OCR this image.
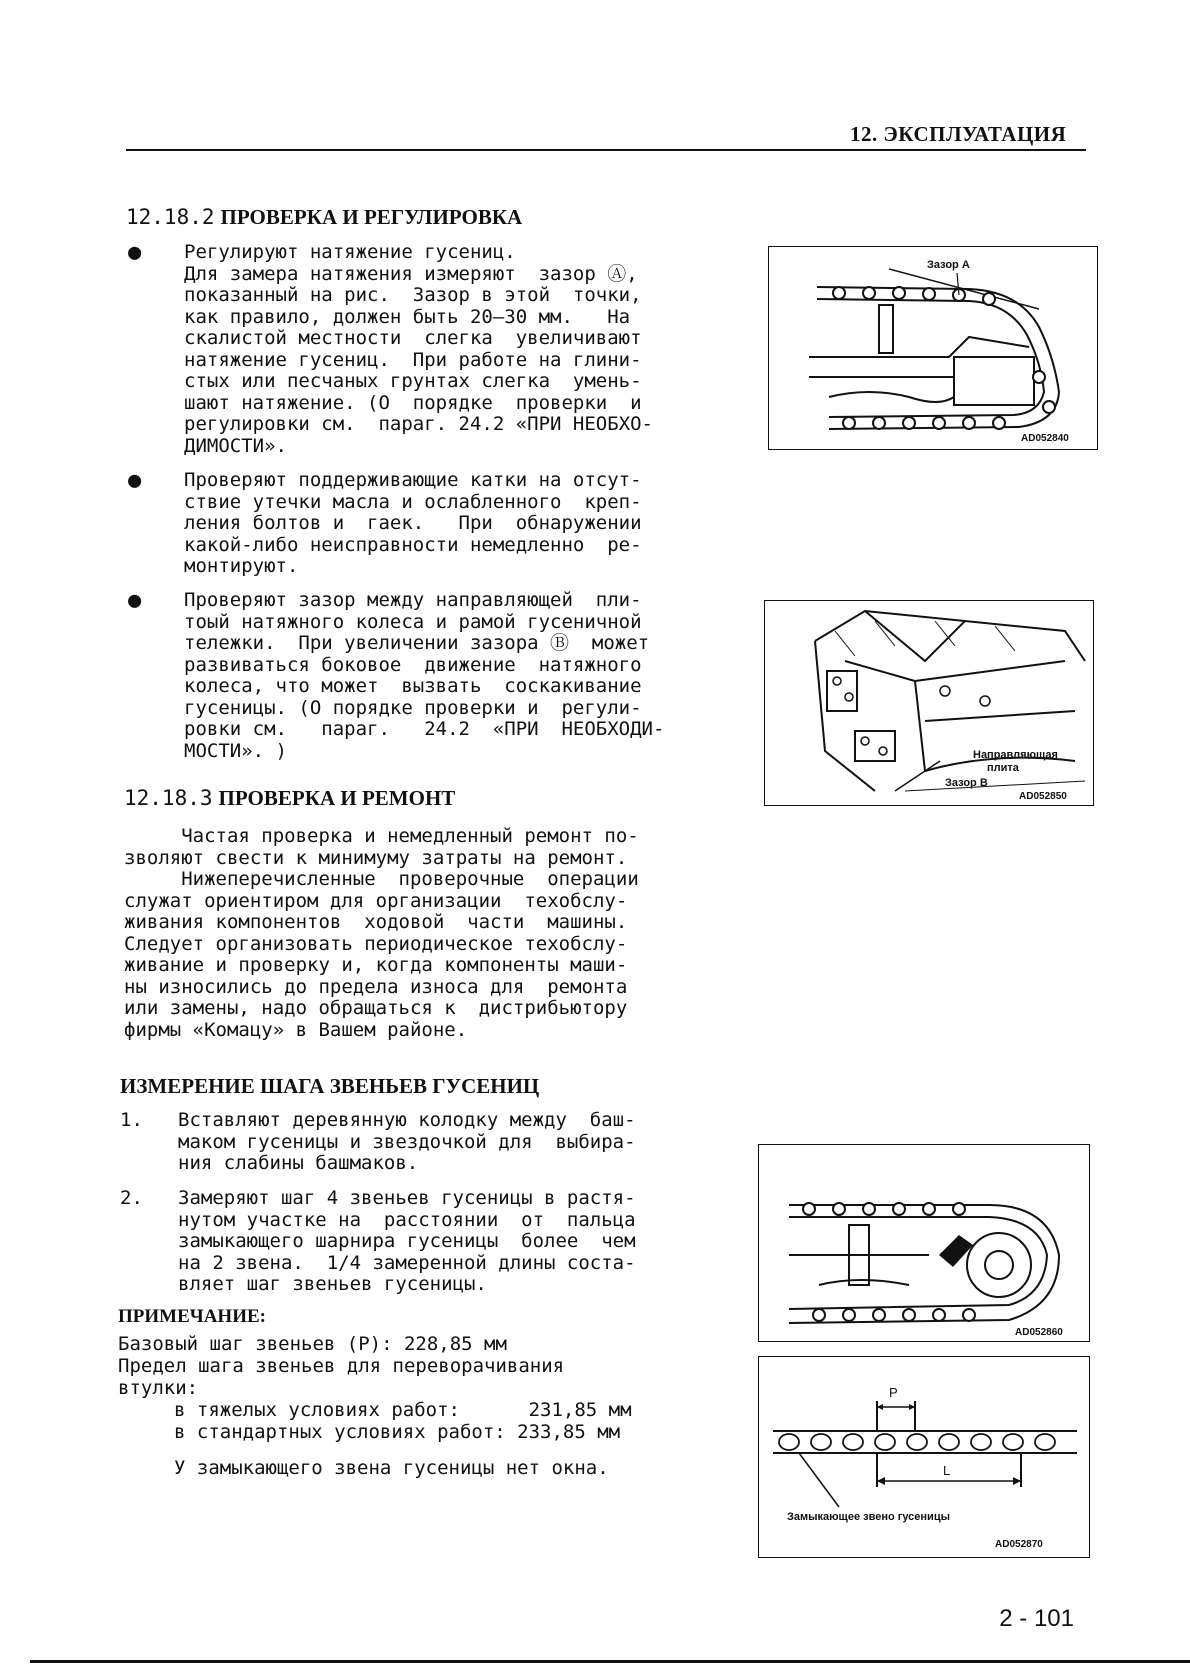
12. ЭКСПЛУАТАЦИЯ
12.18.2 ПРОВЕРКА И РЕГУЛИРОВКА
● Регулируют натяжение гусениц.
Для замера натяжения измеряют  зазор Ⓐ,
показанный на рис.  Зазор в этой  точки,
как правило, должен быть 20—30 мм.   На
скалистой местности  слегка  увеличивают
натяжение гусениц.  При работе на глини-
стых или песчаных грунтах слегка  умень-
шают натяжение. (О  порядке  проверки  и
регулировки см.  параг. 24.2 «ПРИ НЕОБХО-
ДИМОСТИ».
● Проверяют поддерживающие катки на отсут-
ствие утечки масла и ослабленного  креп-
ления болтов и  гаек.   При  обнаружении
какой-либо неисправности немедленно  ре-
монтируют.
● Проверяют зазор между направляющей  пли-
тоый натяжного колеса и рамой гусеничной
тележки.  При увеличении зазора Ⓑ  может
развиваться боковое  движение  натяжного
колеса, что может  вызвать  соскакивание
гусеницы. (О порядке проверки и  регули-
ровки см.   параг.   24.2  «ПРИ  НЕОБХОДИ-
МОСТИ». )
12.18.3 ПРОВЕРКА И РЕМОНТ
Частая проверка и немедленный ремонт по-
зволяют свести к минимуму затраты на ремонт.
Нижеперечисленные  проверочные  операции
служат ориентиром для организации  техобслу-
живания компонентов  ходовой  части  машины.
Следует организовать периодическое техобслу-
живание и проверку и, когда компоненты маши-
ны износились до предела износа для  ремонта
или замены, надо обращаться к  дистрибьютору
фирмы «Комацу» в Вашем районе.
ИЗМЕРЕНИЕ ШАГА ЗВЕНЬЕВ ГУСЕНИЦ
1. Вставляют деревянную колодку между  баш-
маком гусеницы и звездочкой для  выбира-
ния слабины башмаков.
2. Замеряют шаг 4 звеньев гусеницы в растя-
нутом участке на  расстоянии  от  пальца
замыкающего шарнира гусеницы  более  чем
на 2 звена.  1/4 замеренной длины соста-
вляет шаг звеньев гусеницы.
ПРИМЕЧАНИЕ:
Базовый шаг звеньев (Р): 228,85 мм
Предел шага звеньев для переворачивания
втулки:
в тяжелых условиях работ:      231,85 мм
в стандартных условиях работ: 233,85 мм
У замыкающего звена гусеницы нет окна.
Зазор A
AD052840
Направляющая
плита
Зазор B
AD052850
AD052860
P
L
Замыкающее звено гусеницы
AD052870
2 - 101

-*-*-

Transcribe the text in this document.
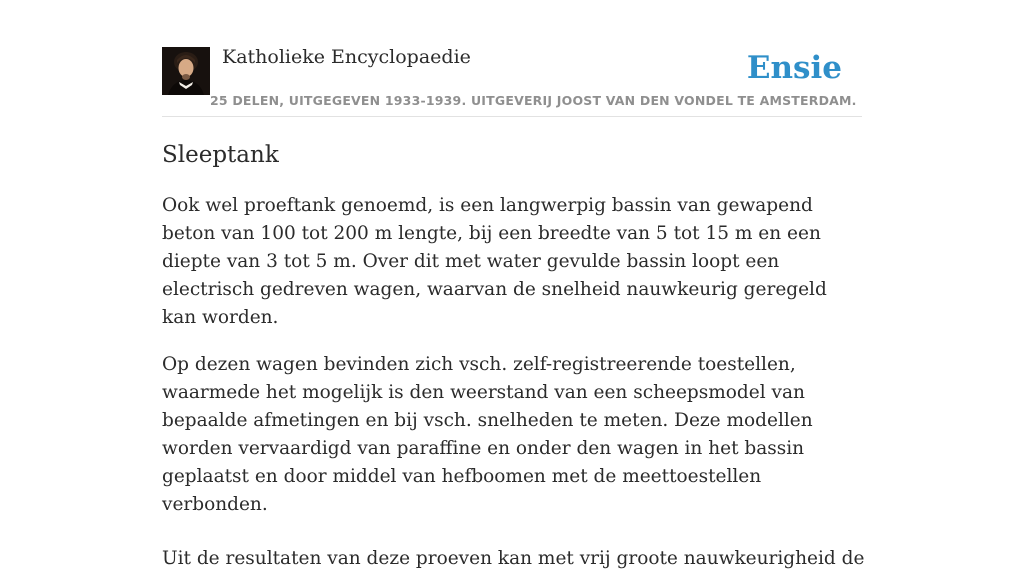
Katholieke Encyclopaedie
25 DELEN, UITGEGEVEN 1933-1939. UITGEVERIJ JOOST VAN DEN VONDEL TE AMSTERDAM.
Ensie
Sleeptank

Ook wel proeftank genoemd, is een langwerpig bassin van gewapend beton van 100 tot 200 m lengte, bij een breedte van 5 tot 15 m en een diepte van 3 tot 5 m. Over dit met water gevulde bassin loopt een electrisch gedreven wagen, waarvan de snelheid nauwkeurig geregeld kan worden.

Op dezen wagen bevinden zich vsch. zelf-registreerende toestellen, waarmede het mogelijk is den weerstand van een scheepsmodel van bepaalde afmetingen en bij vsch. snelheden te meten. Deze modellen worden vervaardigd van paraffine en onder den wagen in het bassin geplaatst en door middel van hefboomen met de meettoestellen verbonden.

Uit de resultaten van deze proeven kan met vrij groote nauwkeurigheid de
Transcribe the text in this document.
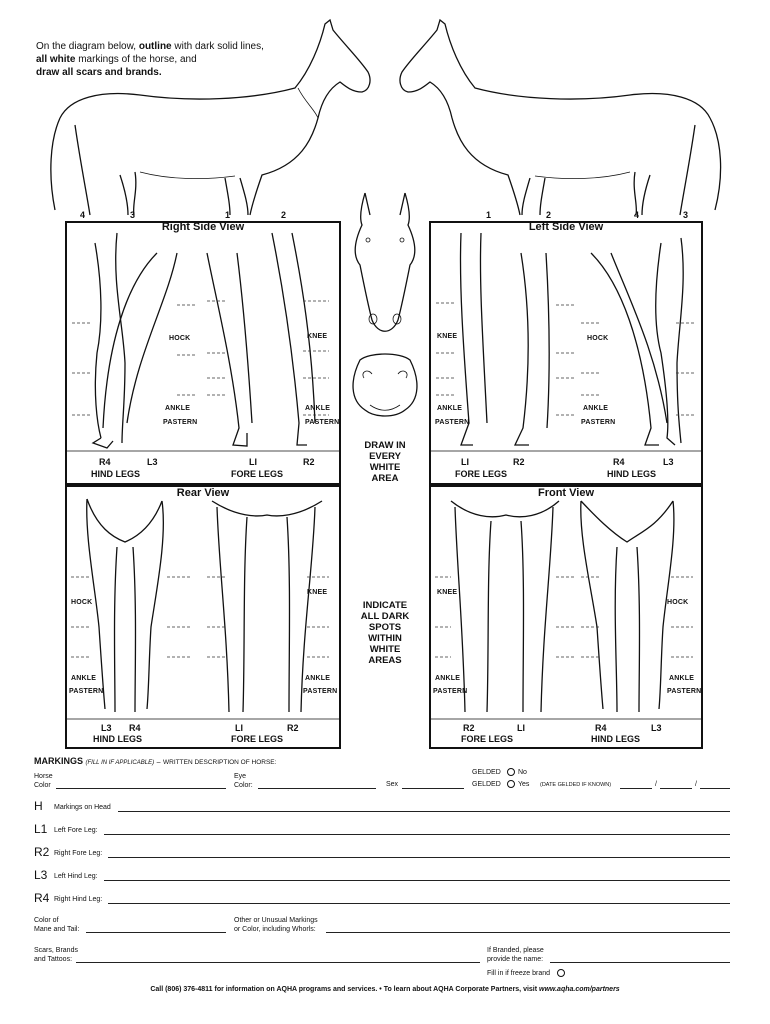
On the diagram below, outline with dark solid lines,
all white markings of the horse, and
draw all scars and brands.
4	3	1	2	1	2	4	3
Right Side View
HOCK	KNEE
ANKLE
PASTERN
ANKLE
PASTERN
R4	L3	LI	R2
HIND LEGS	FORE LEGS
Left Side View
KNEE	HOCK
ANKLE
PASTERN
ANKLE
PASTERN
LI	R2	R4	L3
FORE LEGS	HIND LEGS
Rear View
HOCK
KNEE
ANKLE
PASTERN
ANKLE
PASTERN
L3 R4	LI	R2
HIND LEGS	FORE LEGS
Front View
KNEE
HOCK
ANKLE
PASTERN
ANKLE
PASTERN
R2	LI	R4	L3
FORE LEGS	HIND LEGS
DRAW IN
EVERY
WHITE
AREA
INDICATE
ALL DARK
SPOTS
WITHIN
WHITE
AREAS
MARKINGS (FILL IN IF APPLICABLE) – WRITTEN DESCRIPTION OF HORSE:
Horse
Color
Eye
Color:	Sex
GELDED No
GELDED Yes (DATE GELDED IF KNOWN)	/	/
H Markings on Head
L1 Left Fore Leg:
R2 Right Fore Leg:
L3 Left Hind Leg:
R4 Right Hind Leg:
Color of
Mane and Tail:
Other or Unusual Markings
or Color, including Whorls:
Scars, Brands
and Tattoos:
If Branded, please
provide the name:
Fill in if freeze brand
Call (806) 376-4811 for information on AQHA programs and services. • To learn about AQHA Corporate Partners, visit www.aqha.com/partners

-*-*-

Aim of the exercise -
List each line in the listing that contains the string "Проверяют".

In response -
● Проверяют поддерживающие катки на отсут-
● Проверяют зазор между направляющей  пли-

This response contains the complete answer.